* Exercise details: Please pick out every line in the records below that contains the word "actuación". Case counts, so match capital and lowercase letters.

----- Exercise input

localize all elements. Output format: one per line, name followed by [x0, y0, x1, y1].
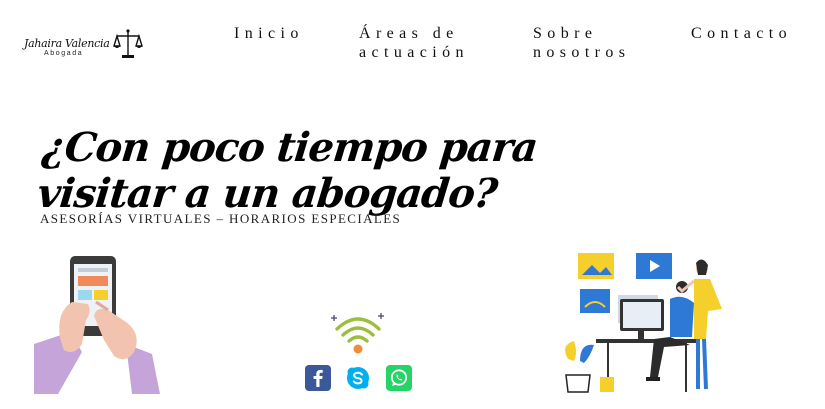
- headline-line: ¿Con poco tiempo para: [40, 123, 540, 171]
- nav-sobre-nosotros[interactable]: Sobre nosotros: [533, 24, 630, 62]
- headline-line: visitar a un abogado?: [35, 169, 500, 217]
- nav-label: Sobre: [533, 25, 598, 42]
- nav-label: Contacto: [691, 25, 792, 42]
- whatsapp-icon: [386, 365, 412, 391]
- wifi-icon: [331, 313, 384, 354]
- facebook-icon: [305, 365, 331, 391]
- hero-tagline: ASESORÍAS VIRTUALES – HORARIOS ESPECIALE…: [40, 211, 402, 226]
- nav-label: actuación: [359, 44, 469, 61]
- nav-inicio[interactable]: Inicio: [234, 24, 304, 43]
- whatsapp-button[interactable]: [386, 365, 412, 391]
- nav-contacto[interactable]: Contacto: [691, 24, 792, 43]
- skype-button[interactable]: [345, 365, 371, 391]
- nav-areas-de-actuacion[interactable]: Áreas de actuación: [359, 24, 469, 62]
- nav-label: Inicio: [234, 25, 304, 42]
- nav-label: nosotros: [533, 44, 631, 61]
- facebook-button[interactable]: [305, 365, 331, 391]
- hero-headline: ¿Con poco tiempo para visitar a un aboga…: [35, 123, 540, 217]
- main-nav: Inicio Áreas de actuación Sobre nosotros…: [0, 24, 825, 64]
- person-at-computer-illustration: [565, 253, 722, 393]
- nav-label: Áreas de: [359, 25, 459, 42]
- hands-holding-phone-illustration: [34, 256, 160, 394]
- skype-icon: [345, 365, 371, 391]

----------
----- Exercise input

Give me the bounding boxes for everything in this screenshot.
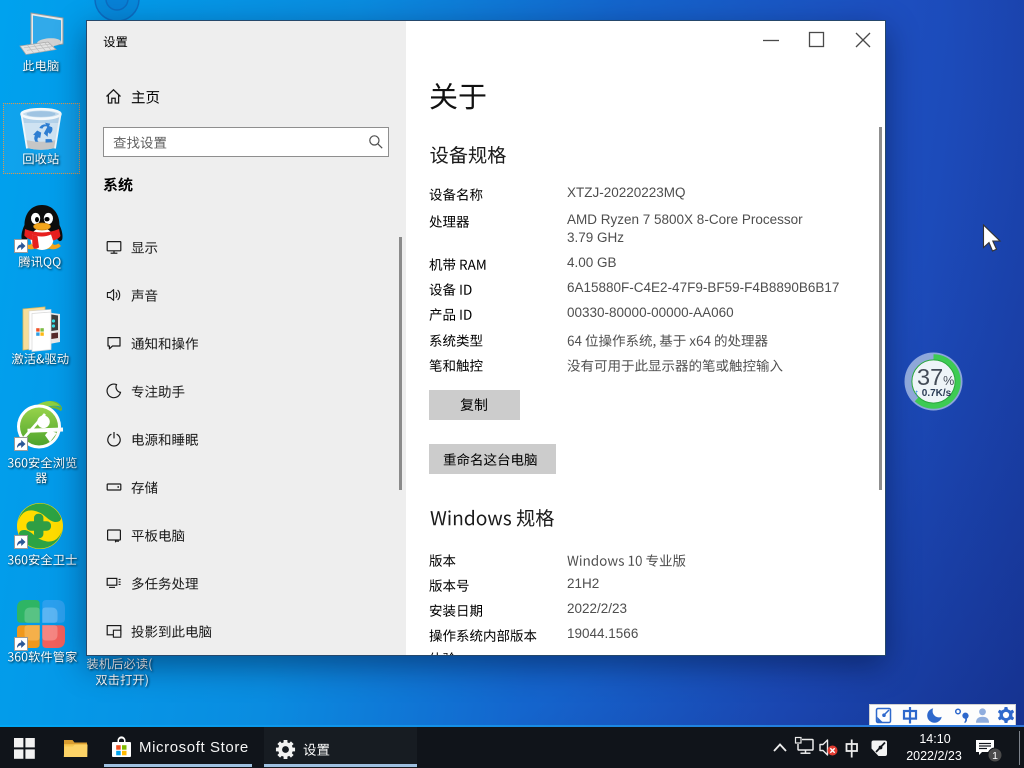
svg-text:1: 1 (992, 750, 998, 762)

----------

* Written reply:
- nav-label: actuación: [359, 44, 469, 61]
- nav-areas-de-actuacion[interactable]: Áreas de actuación: [359, 24, 469, 62]
- main-nav: Inicio Áreas de actuación Sobre nosotros…: [0, 24, 825, 64]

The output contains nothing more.